▶ **EXERCISE AIM**
Return the count of lines with the string "group" in them, and nothing else.

▶ **TASK MATERIAL**

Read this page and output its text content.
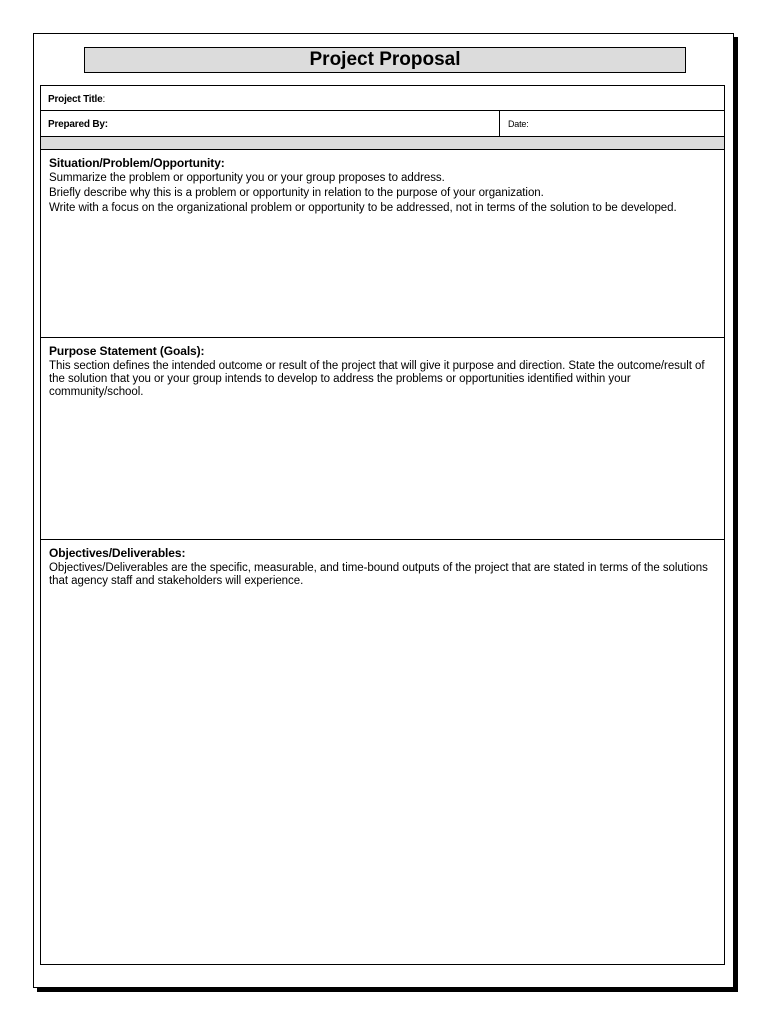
Project Proposal
Project Title:
Prepared By:	Date:
Situation/Problem/Opportunity:

Summarize the problem or opportunity you or your group proposes to address.

Briefly describe why this is a problem or opportunity in relation to the purpose of your organization.

Write with a focus on the organizational problem or opportunity to be addressed, not in terms of the solution to be developed.

Purpose Statement (Goals):

This section defines the intended outcome or result of the project that will give it purpose and direction. State the outcome/result of the solution that you or your group intends to develop to address the problems or opportunities identified within your community/school.

Objectives/Deliverables:

Objectives/Deliverables are the specific, measurable, and time-bound outputs of the project that are stated in terms of the solutions that agency staff and stakeholders will experience.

▶ **SOLUTION FOR THIS TASK**
2